-- START --

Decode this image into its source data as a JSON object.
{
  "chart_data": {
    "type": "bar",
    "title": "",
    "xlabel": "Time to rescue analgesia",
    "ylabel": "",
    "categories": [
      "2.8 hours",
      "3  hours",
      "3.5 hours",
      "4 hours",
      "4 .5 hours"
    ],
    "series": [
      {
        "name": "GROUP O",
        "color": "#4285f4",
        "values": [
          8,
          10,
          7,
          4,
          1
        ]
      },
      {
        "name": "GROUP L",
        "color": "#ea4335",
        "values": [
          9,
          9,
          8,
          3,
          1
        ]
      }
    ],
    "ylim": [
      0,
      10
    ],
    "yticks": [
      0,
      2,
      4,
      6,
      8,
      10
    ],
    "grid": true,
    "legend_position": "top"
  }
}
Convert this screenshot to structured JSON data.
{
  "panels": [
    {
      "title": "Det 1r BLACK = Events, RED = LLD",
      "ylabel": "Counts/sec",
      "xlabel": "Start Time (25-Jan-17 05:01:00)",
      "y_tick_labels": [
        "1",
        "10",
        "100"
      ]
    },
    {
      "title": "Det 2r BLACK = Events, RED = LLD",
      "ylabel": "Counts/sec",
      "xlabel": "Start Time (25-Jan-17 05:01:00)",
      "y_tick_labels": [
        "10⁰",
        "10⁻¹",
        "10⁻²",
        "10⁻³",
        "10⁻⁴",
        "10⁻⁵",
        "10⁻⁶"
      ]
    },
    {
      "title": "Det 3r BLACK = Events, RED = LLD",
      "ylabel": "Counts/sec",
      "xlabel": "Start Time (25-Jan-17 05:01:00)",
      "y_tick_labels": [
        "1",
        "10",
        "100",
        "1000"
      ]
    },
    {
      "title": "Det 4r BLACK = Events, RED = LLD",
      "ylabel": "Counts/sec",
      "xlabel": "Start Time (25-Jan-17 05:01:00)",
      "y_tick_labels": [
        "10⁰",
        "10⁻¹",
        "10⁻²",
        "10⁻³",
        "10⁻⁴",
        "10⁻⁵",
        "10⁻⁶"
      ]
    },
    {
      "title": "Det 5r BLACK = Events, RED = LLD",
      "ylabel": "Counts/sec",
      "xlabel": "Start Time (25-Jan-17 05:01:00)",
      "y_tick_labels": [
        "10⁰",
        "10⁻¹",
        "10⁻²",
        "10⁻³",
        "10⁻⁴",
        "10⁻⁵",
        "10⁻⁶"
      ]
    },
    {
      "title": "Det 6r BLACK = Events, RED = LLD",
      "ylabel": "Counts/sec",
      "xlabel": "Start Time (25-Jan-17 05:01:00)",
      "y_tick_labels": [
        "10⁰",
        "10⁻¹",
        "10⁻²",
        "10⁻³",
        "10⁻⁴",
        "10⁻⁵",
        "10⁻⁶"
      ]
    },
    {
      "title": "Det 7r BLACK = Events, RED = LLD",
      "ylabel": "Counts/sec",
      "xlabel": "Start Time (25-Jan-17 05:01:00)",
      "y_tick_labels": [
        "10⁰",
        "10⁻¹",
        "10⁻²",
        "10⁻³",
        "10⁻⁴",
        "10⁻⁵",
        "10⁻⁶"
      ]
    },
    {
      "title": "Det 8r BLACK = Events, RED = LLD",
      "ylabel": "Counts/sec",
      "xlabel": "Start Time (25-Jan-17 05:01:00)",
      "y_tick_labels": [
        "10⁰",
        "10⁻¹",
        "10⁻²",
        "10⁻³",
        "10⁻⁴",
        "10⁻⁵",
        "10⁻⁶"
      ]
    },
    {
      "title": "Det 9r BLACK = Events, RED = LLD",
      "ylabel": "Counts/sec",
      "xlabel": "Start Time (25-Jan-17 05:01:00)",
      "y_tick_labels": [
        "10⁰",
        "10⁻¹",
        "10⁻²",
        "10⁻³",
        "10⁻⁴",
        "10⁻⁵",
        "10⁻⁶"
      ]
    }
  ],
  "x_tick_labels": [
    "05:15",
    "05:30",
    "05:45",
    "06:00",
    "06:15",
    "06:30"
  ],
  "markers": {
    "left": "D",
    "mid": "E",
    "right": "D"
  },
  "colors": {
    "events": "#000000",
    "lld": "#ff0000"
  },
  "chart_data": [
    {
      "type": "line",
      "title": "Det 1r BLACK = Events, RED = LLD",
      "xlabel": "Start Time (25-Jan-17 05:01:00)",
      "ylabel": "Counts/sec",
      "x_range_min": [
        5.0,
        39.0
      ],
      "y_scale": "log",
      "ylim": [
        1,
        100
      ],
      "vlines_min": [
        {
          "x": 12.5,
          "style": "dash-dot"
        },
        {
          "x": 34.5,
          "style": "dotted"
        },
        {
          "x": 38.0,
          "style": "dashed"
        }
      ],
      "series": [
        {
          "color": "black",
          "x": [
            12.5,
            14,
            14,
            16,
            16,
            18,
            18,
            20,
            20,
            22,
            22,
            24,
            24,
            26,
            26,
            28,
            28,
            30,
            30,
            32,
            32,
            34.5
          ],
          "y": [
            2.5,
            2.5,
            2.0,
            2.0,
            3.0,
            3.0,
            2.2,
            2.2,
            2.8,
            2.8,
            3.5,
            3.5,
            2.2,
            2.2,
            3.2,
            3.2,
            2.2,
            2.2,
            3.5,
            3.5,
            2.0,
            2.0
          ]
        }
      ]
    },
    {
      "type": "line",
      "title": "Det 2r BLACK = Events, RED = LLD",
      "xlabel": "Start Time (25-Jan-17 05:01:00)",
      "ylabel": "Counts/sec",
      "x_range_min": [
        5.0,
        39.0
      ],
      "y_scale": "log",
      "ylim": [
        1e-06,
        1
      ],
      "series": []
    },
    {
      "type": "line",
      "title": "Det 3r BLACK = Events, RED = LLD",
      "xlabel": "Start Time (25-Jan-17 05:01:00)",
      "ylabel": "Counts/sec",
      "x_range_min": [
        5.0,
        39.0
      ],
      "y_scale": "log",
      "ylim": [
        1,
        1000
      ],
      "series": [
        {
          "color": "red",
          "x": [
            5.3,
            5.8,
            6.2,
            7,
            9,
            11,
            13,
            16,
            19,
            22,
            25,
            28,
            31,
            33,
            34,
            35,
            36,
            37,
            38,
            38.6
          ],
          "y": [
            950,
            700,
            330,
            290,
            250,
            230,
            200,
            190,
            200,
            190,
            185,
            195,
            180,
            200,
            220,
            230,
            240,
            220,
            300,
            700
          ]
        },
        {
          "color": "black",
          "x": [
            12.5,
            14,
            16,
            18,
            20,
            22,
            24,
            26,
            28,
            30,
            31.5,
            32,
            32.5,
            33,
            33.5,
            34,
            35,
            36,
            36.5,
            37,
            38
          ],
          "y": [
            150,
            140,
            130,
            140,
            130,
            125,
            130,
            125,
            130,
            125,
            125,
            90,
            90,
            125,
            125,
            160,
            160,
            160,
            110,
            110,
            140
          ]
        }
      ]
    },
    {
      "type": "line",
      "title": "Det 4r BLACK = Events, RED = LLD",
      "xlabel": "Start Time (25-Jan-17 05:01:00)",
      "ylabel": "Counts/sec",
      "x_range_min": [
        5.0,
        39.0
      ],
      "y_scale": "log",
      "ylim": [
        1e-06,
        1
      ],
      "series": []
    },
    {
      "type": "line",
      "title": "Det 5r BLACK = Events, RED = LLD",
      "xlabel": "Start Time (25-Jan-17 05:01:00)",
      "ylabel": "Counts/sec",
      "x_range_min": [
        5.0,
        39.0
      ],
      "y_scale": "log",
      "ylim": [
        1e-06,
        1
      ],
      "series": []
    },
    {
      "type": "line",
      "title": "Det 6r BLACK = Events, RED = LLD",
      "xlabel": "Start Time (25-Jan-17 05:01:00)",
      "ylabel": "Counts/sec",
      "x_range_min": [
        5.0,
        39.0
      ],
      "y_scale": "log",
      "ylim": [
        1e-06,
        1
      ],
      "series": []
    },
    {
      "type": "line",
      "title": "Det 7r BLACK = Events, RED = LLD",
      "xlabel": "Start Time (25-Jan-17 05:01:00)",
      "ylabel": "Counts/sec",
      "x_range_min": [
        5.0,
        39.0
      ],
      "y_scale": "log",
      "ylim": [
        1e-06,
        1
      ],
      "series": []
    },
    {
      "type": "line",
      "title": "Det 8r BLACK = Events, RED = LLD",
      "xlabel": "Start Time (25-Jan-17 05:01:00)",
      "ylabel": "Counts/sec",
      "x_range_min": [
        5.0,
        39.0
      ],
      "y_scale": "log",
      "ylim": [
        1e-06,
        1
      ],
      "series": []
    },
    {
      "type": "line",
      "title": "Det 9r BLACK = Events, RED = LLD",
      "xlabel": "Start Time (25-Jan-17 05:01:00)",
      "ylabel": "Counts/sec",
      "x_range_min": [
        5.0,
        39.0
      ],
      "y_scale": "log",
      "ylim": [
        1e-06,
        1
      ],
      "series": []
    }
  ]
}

-- END --

_Aim of the exercise_:
Your task is to gather all lines from the entries above that hold the word "hours".

_Completed exercise_:
      "2.8 hours",
      "3  hours",
      "3.5 hours",
      "4 hours",
      "4 .5 hours"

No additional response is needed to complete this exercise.